— begin DATA SUPPLIED —
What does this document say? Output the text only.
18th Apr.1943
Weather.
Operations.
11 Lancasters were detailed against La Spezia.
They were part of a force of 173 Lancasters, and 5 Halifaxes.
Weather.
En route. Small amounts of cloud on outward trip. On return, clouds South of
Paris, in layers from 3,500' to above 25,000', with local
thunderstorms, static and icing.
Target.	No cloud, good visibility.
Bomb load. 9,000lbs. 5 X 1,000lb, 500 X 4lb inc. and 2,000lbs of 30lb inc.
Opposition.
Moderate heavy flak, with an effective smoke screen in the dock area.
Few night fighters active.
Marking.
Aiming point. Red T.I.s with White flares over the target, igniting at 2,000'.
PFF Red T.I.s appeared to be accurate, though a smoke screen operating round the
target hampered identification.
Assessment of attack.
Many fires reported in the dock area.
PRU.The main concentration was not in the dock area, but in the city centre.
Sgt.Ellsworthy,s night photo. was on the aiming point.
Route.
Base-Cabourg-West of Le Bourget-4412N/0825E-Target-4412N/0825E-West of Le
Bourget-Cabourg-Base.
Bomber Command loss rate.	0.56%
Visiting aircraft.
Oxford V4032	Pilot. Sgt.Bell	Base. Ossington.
— end DATA SUPPLIED —
• **REQUEST**
Go through the records and print each one exactly.

• **PROBLEM SOLUTION**
What does this document say? Output the text only.
18th Apr.1943
Weather.
Operations.
11 Lancasters were detailed against La Spezia.
They were part of a force of 173 Lancasters, and 5 Halifaxes.
Weather.
En route. Small amounts of cloud on outward trip. On return, clouds South of
Paris, in layers from 3,500' to above 25,000', with local
thunderstorms, static and icing.
Target.	No cloud, good visibility.
Bomb load. 9,000lbs. 5 X 1,000lb, 500 X 4lb inc. and 2,000lbs of 30lb inc.
Opposition.
Moderate heavy flak, with an effective smoke screen in the dock area.
Few night fighters active.
Marking.
Aiming point. Red T.I.s with White flares over the target, igniting at 2,000'.
PFF Red T.I.s appeared to be accurate, though a smoke screen operating round the
target hampered identification.
Assessment of attack.
Many fires reported in the dock area.
PRU.The main concentration was not in the dock area, but in the city centre.
Sgt.Ellsworthy,s night photo. was on the aiming point.
Route.
Base-Cabourg-West of Le Bourget-4412N/0825E-Target-4412N/0825E-West of Le
Bourget-Cabourg-Base.
Bomber Command loss rate.	0.56%
Visiting aircraft.
Oxford V4032	Pilot. Sgt.Bell	Base. Ossington.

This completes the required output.